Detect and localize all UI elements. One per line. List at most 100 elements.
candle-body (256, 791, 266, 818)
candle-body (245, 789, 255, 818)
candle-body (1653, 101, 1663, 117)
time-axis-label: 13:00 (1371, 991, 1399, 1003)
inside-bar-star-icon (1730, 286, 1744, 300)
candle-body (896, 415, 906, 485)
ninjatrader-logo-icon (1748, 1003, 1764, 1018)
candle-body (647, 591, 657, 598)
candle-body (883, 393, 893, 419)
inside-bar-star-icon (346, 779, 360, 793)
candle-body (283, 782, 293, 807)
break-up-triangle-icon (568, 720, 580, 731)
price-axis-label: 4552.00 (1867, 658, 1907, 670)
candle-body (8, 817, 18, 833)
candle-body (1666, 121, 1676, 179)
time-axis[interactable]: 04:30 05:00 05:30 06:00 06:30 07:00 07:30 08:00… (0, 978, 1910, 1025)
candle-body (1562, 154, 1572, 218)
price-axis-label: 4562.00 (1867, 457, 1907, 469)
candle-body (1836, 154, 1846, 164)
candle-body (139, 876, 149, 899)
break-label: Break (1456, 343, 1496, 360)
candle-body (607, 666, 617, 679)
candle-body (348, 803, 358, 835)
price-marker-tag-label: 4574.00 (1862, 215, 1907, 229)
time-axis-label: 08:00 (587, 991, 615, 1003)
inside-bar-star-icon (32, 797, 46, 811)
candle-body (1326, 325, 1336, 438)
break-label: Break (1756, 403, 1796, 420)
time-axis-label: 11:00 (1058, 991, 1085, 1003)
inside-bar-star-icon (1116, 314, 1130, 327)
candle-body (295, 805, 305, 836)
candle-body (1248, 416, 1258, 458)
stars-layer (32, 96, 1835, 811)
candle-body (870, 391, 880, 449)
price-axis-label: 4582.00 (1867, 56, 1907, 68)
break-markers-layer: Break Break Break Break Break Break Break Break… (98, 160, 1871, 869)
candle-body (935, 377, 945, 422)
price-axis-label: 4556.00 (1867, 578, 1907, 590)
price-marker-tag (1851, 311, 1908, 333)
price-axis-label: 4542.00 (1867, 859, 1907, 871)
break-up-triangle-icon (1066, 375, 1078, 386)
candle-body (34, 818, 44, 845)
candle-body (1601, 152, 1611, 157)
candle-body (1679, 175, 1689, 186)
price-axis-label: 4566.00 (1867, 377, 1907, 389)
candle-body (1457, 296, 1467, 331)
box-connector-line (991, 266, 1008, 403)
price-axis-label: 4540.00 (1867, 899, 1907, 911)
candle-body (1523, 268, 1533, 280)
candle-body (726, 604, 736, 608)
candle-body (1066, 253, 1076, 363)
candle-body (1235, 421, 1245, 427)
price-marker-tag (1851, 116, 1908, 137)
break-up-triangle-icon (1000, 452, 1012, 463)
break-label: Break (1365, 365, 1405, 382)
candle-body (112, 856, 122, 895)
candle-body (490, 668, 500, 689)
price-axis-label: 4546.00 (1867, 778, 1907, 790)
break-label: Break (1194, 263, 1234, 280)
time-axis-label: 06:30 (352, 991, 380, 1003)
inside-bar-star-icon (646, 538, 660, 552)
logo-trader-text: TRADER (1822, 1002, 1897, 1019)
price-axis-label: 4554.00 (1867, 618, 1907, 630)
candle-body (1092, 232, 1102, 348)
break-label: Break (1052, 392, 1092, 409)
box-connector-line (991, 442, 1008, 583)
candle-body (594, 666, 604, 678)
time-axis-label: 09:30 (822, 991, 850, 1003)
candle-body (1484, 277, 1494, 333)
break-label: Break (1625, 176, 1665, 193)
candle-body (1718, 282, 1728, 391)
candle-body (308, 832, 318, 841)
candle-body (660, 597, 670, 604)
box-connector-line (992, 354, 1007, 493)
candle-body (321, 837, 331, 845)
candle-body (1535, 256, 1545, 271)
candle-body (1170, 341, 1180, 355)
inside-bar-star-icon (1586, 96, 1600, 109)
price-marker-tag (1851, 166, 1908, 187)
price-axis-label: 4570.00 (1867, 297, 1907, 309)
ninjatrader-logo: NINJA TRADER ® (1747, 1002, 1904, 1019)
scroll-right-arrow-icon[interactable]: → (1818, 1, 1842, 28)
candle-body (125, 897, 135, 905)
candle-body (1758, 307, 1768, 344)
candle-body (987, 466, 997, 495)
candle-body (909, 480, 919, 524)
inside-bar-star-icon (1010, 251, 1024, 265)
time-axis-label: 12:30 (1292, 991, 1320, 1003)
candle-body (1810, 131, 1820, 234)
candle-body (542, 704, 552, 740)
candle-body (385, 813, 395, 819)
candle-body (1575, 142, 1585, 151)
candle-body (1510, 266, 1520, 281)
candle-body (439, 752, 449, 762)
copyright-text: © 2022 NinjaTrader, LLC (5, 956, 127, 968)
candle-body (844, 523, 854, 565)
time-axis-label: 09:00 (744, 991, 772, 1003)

= Instruction =
Copy out every line of the records above word for word, changing nothing.

= Solution to the exercise =
Detect and localize all UI elements. One per line. List at most 100 elements.
candle-body (256, 791, 266, 818)
candle-body (245, 789, 255, 818)
candle-body (1653, 101, 1663, 117)
time-axis-label: 13:00 (1371, 991, 1399, 1003)
inside-bar-star-icon (1730, 286, 1744, 300)
candle-body (896, 415, 906, 485)
ninjatrader-logo-icon (1748, 1003, 1764, 1018)
candle-body (647, 591, 657, 598)
candle-body (883, 393, 893, 419)
inside-bar-star-icon (346, 779, 360, 793)
candle-body (283, 782, 293, 807)
break-up-triangle-icon (568, 720, 580, 731)
price-axis-label: 4552.00 (1867, 658, 1907, 670)
candle-body (8, 817, 18, 833)
candle-body (1666, 121, 1676, 179)
time-axis[interactable]: 04:30 05:00 05:30 06:00 06:30 07:00 07:30 08:00… (0, 978, 1910, 1025)
candle-body (1562, 154, 1572, 218)
price-axis-label: 4562.00 (1867, 457, 1907, 469)
candle-body (1836, 154, 1846, 164)
candle-body (139, 876, 149, 899)
break-label: Break (1456, 343, 1496, 360)
candle-body (607, 666, 617, 679)
candle-body (348, 803, 358, 835)
price-marker-tag-label: 4574.00 (1862, 215, 1907, 229)
time-axis-label: 08:00 (587, 991, 615, 1003)
inside-bar-star-icon (32, 797, 46, 811)
candle-body (1326, 325, 1336, 438)
break-label: Break (1756, 403, 1796, 420)
time-axis-label: 11:00 (1058, 991, 1085, 1003)
inside-bar-star-icon (1116, 314, 1130, 327)
candle-body (295, 805, 305, 836)
candle-body (1248, 416, 1258, 458)
stars-layer (32, 96, 1835, 811)
candle-body (870, 391, 880, 449)
price-axis-label: 4582.00 (1867, 56, 1907, 68)
break-markers-layer: Break Break Break Break Break Break Break Break… (98, 160, 1871, 869)
candle-body (935, 377, 945, 422)
price-axis-label: 4556.00 (1867, 578, 1907, 590)
price-marker-tag (1851, 311, 1908, 333)
price-axis-label: 4542.00 (1867, 859, 1907, 871)
break-up-triangle-icon (1066, 375, 1078, 386)
candle-body (34, 818, 44, 845)
candle-body (1601, 152, 1611, 157)
candle-body (1679, 175, 1689, 186)
price-axis-label: 4566.00 (1867, 377, 1907, 389)
candle-body (1457, 296, 1467, 331)
box-connector-line (991, 266, 1008, 403)
price-axis-label: 4540.00 (1867, 899, 1907, 911)
candle-body (1523, 268, 1533, 280)
candle-body (726, 604, 736, 608)
candle-body (1066, 253, 1076, 363)
candle-body (1235, 421, 1245, 427)
price-marker-tag (1851, 116, 1908, 137)
break-up-triangle-icon (1000, 452, 1012, 463)
break-label: Break (1365, 365, 1405, 382)
candle-body (112, 856, 122, 895)
candle-body (490, 668, 500, 689)
price-axis-label: 4546.00 (1867, 778, 1907, 790)
break-label: Break (1194, 263, 1234, 280)
time-axis-label: 06:30 (352, 991, 380, 1003)
inside-bar-star-icon (646, 538, 660, 552)
logo-trader-text: TRADER (1822, 1002, 1897, 1019)
price-axis-label: 4554.00 (1867, 618, 1907, 630)
candle-body (1092, 232, 1102, 348)
break-label: Break (1052, 392, 1092, 409)
box-connector-line (991, 442, 1008, 583)
candle-body (594, 666, 604, 678)
time-axis-label: 09:30 (822, 991, 850, 1003)
candle-body (1484, 277, 1494, 333)
break-label: Break (1625, 176, 1665, 193)
candle-body (1718, 282, 1728, 391)
candle-body (308, 832, 318, 841)
candle-body (660, 597, 670, 604)
box-connector-line (992, 354, 1007, 493)
candle-body (321, 837, 331, 845)
candle-body (1535, 256, 1545, 271)
candle-body (1170, 341, 1180, 355)
inside-bar-star-icon (1586, 96, 1600, 109)
price-marker-tag (1851, 166, 1908, 187)
price-axis-label: 4570.00 (1867, 297, 1907, 309)
ninjatrader-logo: NINJA TRADER ® (1747, 1002, 1904, 1019)
scroll-right-arrow-icon[interactable]: → (1818, 1, 1842, 28)
candle-body (125, 897, 135, 905)
candle-body (1758, 307, 1768, 344)
candle-body (987, 466, 997, 495)
candle-body (909, 480, 919, 524)
inside-bar-star-icon (1010, 251, 1024, 265)
time-axis-label: 12:30 (1292, 991, 1320, 1003)
candle-body (1810, 131, 1820, 234)
candle-body (542, 704, 552, 740)
candle-body (385, 813, 395, 819)
candle-body (1575, 142, 1585, 151)
candle-body (1510, 266, 1520, 281)
candle-body (439, 752, 449, 762)
copyright-text: © 2022 NinjaTrader, LLC (5, 956, 127, 968)
candle-body (844, 523, 854, 565)
time-axis-label: 09:00 (744, 991, 772, 1003)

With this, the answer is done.